:: Listed records ::

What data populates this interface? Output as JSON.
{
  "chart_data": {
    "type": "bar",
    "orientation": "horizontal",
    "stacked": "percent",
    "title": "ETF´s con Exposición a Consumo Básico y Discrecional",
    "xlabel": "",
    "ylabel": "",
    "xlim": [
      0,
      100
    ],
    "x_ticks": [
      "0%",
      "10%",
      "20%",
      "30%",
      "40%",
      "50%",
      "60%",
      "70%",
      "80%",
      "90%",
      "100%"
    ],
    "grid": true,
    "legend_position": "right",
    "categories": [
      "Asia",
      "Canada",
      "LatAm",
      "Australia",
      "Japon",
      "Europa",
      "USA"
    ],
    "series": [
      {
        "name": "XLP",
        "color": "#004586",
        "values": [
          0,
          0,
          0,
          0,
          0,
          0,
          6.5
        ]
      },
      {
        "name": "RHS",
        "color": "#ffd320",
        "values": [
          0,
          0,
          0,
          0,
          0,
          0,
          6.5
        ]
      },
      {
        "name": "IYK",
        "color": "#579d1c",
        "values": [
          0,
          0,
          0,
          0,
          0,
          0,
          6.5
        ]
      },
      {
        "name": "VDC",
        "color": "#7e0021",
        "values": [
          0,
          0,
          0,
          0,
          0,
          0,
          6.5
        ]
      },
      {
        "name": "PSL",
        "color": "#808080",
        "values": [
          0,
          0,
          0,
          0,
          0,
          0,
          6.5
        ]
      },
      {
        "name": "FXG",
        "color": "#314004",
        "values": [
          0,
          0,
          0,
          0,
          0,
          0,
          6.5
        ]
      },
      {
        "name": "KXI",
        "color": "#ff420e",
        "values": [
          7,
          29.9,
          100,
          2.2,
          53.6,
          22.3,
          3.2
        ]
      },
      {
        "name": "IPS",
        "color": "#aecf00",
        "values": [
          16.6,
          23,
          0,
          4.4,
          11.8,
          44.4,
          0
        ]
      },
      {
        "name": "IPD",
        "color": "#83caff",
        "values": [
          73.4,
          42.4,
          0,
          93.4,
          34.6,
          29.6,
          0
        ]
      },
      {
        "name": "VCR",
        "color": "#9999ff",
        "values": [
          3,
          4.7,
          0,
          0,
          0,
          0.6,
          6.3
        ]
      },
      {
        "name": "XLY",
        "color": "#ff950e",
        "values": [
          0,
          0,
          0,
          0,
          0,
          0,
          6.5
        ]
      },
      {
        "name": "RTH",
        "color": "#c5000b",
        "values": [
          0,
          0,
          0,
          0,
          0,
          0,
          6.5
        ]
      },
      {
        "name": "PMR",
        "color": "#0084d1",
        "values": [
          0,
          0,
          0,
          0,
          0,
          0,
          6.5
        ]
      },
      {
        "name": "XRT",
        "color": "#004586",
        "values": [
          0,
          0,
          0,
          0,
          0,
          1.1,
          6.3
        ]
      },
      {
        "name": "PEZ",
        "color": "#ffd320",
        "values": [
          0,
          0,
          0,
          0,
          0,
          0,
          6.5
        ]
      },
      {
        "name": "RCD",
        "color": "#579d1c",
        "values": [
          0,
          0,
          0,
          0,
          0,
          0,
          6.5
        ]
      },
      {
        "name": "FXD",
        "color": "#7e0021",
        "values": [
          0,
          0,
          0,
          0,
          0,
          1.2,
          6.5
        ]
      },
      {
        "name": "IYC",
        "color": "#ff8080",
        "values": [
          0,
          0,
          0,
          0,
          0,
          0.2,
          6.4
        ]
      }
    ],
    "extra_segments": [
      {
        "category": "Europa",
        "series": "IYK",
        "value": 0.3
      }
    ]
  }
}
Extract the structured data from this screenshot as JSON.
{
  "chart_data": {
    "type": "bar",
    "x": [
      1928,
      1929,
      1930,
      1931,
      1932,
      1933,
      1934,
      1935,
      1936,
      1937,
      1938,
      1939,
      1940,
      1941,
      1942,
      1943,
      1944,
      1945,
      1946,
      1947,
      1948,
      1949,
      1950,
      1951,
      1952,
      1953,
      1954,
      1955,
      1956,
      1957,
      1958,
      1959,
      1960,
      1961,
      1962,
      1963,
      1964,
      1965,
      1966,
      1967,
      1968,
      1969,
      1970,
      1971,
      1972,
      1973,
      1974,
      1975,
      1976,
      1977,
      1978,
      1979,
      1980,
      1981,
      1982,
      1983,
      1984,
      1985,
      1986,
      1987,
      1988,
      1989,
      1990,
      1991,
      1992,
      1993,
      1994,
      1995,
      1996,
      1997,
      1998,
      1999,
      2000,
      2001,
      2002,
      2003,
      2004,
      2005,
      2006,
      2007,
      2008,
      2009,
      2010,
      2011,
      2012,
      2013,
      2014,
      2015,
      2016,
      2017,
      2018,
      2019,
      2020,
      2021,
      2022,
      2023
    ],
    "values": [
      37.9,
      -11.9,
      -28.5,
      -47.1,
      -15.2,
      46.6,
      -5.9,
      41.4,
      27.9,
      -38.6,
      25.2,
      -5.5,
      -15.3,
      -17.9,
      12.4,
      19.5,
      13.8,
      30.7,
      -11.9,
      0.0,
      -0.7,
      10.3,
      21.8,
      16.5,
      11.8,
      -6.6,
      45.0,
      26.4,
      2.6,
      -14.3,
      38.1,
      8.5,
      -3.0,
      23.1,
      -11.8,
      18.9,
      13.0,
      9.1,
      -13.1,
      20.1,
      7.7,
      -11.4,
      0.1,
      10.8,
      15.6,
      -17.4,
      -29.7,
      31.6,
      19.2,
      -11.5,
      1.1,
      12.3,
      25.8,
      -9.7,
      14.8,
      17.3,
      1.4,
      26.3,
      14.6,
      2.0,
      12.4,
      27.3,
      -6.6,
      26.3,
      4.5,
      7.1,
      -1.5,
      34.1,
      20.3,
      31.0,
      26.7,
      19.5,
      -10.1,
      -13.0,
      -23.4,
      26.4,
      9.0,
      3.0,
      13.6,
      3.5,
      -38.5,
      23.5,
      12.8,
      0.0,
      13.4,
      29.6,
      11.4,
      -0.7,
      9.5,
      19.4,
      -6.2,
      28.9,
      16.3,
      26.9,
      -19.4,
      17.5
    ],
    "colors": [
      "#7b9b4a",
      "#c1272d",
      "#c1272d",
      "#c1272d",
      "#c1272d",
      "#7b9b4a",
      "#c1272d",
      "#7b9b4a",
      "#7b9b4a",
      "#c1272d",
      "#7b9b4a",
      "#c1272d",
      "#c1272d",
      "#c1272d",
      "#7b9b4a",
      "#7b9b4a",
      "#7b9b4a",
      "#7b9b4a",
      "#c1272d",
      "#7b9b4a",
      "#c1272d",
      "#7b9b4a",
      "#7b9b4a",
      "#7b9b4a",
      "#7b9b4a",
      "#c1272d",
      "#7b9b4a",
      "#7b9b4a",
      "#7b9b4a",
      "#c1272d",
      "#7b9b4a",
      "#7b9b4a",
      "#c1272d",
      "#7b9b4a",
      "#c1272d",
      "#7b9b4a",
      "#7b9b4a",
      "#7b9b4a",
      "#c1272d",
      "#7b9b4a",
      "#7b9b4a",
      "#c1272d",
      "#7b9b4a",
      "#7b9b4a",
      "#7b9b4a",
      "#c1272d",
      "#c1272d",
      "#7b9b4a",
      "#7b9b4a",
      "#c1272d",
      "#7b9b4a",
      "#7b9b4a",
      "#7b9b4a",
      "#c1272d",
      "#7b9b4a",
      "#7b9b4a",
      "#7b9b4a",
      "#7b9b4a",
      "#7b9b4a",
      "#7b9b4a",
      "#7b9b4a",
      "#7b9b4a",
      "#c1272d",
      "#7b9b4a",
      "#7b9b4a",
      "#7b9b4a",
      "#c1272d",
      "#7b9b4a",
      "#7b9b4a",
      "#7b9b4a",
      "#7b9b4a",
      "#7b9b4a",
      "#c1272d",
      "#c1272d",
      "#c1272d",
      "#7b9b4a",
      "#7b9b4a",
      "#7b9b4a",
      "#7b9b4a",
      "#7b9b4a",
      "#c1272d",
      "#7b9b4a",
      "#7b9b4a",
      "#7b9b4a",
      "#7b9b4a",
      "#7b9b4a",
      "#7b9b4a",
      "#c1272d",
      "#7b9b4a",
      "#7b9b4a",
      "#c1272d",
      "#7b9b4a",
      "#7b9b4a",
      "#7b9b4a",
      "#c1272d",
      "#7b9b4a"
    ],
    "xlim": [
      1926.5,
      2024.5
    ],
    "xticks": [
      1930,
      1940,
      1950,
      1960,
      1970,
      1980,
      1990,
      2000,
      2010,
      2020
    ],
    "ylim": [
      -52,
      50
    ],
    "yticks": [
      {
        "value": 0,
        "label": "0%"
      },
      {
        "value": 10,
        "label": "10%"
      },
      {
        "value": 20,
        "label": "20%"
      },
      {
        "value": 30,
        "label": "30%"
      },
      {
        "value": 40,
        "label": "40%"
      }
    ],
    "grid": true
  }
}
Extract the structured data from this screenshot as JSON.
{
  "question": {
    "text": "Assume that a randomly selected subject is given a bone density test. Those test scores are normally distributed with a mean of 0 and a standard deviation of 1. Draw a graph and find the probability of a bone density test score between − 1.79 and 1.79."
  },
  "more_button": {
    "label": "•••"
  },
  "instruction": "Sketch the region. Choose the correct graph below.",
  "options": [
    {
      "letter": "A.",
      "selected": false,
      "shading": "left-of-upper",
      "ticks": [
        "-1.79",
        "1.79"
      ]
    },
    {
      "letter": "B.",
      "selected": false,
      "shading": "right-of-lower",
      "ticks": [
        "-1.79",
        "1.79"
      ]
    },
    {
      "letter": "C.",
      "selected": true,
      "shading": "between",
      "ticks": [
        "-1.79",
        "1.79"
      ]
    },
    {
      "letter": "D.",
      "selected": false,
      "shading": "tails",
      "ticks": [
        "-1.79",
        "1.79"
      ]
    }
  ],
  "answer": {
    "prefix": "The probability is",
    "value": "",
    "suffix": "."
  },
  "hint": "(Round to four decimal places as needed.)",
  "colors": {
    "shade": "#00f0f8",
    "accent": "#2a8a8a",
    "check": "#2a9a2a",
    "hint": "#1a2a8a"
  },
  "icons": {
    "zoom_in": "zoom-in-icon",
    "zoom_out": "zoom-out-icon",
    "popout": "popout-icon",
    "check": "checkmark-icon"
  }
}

:::

**Stated problem**
Filter for "between". Return all lines that hold it.

**Response**
    "text": "Assume that a randomly selected subject is given a bone density test. Those test scores are normally distributed with a mean of 0 and a standard deviation of 1. Draw a graph and find the probability of a bone density test score between − 1.79 and 1.79."
      "shading": "between",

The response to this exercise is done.